◆ Exercise details ◆
Count the lines of the material below that contain the string "time", treating uppercase and lowercase as different. Reply with the number only.

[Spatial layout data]
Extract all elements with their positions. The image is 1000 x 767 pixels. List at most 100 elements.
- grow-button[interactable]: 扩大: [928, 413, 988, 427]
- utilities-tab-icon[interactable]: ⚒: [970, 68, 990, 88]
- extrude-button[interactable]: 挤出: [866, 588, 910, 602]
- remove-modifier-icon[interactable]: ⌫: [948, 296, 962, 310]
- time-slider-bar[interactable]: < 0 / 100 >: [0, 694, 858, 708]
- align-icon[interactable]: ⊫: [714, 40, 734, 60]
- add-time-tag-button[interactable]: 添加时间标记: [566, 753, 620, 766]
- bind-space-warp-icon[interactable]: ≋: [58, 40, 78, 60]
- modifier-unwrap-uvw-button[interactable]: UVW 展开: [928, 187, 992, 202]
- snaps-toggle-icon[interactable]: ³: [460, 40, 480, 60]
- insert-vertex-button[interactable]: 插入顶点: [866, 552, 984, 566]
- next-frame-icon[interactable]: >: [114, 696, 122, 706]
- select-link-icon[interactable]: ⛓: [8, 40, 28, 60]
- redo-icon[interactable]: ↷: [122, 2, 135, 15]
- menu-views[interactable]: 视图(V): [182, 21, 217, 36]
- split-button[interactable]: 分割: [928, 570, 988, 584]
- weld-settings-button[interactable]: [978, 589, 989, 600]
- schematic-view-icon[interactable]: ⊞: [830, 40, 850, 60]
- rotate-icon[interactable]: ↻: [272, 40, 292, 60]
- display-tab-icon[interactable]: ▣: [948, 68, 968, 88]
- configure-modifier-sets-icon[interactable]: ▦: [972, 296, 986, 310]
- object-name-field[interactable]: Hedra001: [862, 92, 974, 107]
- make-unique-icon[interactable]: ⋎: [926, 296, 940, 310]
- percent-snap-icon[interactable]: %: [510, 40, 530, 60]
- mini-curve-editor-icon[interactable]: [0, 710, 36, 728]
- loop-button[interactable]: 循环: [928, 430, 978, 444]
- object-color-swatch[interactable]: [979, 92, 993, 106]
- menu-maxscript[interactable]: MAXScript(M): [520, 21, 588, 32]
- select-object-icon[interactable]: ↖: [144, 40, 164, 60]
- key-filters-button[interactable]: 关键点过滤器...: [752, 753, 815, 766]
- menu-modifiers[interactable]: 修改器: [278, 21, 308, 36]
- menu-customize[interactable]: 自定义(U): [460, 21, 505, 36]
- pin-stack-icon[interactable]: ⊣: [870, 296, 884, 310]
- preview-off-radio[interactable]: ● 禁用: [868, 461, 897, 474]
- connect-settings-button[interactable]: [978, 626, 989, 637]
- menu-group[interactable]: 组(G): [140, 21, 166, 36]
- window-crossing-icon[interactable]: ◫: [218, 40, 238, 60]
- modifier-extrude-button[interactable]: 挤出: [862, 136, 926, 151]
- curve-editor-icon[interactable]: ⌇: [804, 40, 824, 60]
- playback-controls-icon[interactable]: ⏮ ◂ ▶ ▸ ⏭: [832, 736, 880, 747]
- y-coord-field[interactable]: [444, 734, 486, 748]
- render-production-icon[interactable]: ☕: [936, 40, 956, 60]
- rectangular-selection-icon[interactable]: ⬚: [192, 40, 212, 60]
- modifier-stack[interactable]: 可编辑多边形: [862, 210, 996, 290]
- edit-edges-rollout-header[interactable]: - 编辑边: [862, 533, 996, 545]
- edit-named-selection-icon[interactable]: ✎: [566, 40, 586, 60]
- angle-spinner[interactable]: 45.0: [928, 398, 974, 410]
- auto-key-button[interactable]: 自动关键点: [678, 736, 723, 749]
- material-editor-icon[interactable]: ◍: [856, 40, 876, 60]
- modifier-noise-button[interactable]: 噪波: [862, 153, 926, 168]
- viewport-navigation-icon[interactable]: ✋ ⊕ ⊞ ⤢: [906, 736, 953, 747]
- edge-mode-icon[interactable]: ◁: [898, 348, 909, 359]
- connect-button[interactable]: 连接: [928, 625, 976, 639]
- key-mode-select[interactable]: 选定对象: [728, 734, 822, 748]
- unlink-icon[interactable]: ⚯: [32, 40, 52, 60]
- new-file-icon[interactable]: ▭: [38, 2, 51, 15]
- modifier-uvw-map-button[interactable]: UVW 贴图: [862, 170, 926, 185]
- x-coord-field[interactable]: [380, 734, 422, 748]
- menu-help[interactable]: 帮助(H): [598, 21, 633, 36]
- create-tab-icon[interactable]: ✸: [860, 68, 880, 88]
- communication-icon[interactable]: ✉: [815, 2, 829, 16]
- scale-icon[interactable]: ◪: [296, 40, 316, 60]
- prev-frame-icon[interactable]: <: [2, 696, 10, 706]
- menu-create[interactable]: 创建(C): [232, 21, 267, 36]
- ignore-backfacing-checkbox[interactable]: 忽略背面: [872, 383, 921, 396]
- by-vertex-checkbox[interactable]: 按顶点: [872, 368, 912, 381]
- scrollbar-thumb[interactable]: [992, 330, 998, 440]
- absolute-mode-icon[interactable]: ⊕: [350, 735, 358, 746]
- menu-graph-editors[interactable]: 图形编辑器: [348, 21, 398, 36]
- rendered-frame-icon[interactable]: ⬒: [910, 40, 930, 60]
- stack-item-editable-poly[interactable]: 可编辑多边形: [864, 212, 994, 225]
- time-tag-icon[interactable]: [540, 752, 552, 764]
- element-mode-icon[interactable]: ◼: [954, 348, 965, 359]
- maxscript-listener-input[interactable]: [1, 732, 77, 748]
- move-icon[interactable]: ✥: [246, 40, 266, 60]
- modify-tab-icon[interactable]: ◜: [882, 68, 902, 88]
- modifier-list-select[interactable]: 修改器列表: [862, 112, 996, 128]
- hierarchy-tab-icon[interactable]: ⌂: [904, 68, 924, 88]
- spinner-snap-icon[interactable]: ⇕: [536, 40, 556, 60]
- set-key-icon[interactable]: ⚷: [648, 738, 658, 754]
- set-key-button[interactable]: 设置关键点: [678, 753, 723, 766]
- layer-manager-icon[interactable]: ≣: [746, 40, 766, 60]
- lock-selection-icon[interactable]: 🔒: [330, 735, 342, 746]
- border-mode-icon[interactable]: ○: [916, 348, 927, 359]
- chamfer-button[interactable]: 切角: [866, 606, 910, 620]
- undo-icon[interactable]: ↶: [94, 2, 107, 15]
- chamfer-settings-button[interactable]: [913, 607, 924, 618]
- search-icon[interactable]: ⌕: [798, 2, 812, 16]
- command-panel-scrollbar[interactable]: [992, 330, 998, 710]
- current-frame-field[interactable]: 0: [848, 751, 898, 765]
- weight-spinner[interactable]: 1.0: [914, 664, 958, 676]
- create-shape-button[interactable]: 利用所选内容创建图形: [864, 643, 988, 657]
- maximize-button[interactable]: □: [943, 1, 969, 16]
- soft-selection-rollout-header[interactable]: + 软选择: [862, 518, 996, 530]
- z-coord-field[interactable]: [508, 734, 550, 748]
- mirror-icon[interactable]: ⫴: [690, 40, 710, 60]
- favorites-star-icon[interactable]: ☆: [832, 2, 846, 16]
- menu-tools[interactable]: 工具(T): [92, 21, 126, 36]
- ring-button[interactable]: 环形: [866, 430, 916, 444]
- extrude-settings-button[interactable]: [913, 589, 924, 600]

◆ Exercise response ◆
3